((

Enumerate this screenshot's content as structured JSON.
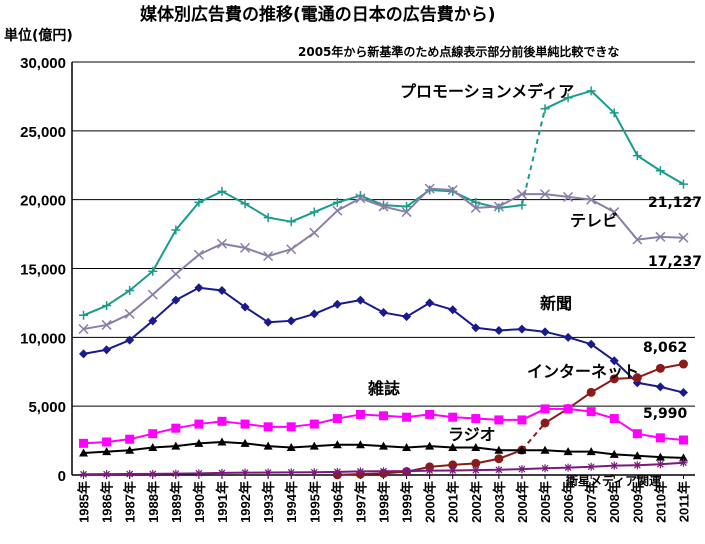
{
  "chart_data": {
    "type": "line",
    "title": "媒体別広告費の推移(電通の日本の広告費から)",
    "ylabel": "単位(億円)",
    "note": "2005年から新基準のため点線表示部分前後単純比較できな",
    "ylim": [
      0,
      30000
    ],
    "yticks": [
      "0",
      "5,000",
      "10,000",
      "15,000",
      "20,000",
      "25,000",
      "30,000"
    ],
    "categories": [
      "1985年",
      "1986年",
      "1987年",
      "1988年",
      "1989年",
      "1990年",
      "1991年",
      "1992年",
      "1993年",
      "1994年",
      "1995年",
      "1996年",
      "1997年",
      "1998年",
      "1999年",
      "2000年",
      "2001年",
      "2002年",
      "2003年",
      "2004年",
      "2005年",
      "2006年",
      "2007年",
      "2008年",
      "2009年",
      "2010年",
      "2011年"
    ],
    "grid": true,
    "series": [
      {
        "name": "プロモーションメディア",
        "color": "#1a9c8c",
        "marker": "plus",
        "values": [
          11600,
          12300,
          13400,
          14800,
          17800,
          19800,
          20600,
          19700,
          18700,
          18400,
          19100,
          19800,
          20300,
          19600,
          19500,
          20700,
          20600,
          19800,
          19400,
          19600,
          26600,
          27400,
          27900,
          26300,
          23200,
          22100,
          21127
        ],
        "dashed_segment": [
          19,
          20
        ]
      },
      {
        "name": "テレビ",
        "color": "#8b7fa8",
        "marker": "x",
        "values": [
          10600,
          10900,
          11700,
          13100,
          14600,
          16000,
          16800,
          16500,
          15900,
          16400,
          17600,
          19200,
          20100,
          19500,
          19100,
          20800,
          20700,
          19400,
          19500,
          20400,
          20400,
          20200,
          20000,
          19100,
          17100,
          17300,
          17237
        ]
      },
      {
        "name": "新聞",
        "color": "#1a1a8c",
        "marker": "diamond",
        "values": [
          8800,
          9100,
          9800,
          11200,
          12700,
          13600,
          13400,
          12200,
          11100,
          11200,
          11700,
          12400,
          12700,
          11800,
          11500,
          12500,
          12000,
          10700,
          10500,
          10600,
          10400,
          10000,
          9500,
          8300,
          6700,
          6400,
          5990
        ]
      },
      {
        "name": "インターネット",
        "color": "#8b1a1a",
        "marker": "circle",
        "values": [
          null,
          null,
          null,
          null,
          null,
          null,
          null,
          null,
          null,
          null,
          null,
          16,
          60,
          114,
          241,
          590,
          735,
          845,
          1183,
          1814,
          3777,
          4826,
          6003,
          6983,
          7069,
          7747,
          8062
        ],
        "dashed_segment": [
          19,
          20
        ]
      },
      {
        "name": "雑誌",
        "color": "#ff00ff",
        "marker": "square",
        "values": [
          2300,
          2400,
          2600,
          3000,
          3400,
          3700,
          3900,
          3700,
          3500,
          3500,
          3700,
          4100,
          4400,
          4300,
          4200,
          4400,
          4200,
          4100,
          4000,
          4000,
          4800,
          4800,
          4600,
          4100,
          3000,
          2700,
          2542
        ]
      },
      {
        "name": "ラジオ",
        "color": "#000000",
        "marker": "triangle",
        "values": [
          1600,
          1700,
          1800,
          2000,
          2100,
          2300,
          2400,
          2300,
          2100,
          2000,
          2100,
          2200,
          2200,
          2100,
          2000,
          2100,
          2000,
          2000,
          1800,
          1800,
          1800,
          1700,
          1700,
          1500,
          1400,
          1300,
          1247
        ]
      },
      {
        "name": "衛星メディア関連",
        "color": "#7a1a7a",
        "marker": "star",
        "values": [
          50,
          60,
          70,
          80,
          100,
          120,
          150,
          170,
          180,
          190,
          200,
          230,
          260,
          270,
          280,
          320,
          330,
          350,
          380,
          430,
          490,
          540,
          600,
          680,
          710,
          780,
          891
        ]
      }
    ],
    "value_labels": [
      {
        "series": 0,
        "text": "21,127"
      },
      {
        "series": 1,
        "text": "17,237"
      },
      {
        "series": 3,
        "text": "8,062"
      },
      {
        "series": 2,
        "text": "5,990"
      }
    ]
  }
}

))

### The request:
From the entries above, copy every line containing the word "text".

### Final result:
        "text": "21,127"
        "text": "17,237"
        "text": "8,062"
        "text": "5,990"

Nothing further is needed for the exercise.